What the task requires ▸ Reproduce each of the lines word for word.

◇ ◇ ◇

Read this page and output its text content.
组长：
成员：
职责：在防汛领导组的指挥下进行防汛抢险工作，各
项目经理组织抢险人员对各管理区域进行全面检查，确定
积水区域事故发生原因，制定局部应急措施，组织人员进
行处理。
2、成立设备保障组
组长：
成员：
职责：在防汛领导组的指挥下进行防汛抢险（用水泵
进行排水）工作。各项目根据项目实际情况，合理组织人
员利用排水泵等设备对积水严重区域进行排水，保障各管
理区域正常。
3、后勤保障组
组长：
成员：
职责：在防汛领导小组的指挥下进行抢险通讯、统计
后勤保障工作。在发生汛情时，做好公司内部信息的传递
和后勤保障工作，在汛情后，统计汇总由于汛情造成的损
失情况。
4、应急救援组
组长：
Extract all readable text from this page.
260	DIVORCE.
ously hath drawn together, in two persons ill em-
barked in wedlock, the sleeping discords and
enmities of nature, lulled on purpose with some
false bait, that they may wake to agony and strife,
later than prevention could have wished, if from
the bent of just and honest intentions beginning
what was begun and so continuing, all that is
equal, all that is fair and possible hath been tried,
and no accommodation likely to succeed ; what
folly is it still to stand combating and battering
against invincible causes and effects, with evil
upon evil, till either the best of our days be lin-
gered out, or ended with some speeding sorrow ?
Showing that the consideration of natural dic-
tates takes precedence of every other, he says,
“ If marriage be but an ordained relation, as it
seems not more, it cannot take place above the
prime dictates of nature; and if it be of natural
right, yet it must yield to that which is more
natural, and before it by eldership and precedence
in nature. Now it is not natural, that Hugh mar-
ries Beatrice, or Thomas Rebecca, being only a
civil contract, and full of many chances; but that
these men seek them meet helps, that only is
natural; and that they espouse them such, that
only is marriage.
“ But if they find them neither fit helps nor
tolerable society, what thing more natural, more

◇ ◇ ◇

Solution to this exercise ▸
Read this page and output its text content.
组长：
成员：
职责：在防汛领导组的指挥下进行防汛抢险工作，各
项目经理组织抢险人员对各管理区域进行全面检查，确定
积水区域事故发生原因，制定局部应急措施，组织人员进
行处理。
2、成立设备保障组
组长：
成员：
职责：在防汛领导组的指挥下进行防汛抢险（用水泵
进行排水）工作。各项目根据项目实际情况，合理组织人
员利用排水泵等设备对积水严重区域进行排水，保障各管
理区域正常。
3、后勤保障组
组长：
成员：
职责：在防汛领导小组的指挥下进行抢险通讯、统计
后勤保障工作。在发生汛情时，做好公司内部信息的传递
和后勤保障工作，在汛情后，统计汇总由于汛情造成的损
失情况。
4、应急救援组
组长：
Extract all readable text from this page.
260	DIVORCE.
ously hath drawn together, in two persons ill em-
barked in wedlock, the sleeping discords and
enmities of nature, lulled on purpose with some
false bait, that they may wake to agony and strife,
later than prevention could have wished, if from
the bent of just and honest intentions beginning
what was begun and so continuing, all that is
equal, all that is fair and possible hath been tried,
and no accommodation likely to succeed ; what
folly is it still to stand combating and battering
against invincible causes and effects, with evil
upon evil, till either the best of our days be lin-
gered out, or ended with some speeding sorrow ?
Showing that the consideration of natural dic-
tates takes precedence of every other, he says,
“ If marriage be but an ordained relation, as it
seems not more, it cannot take place above the
prime dictates of nature; and if it be of natural
right, yet it must yield to that which is more
natural, and before it by eldership and precedence
in nature. Now it is not natural, that Hugh mar-
ries Beatrice, or Thomas Rebecca, being only a
civil contract, and full of many chances; but that
these men seek them meet helps, that only is
natural; and that they espouse them such, that
only is marriage.
“ But if they find them neither fit helps nor
tolerable society, what thing more natural, more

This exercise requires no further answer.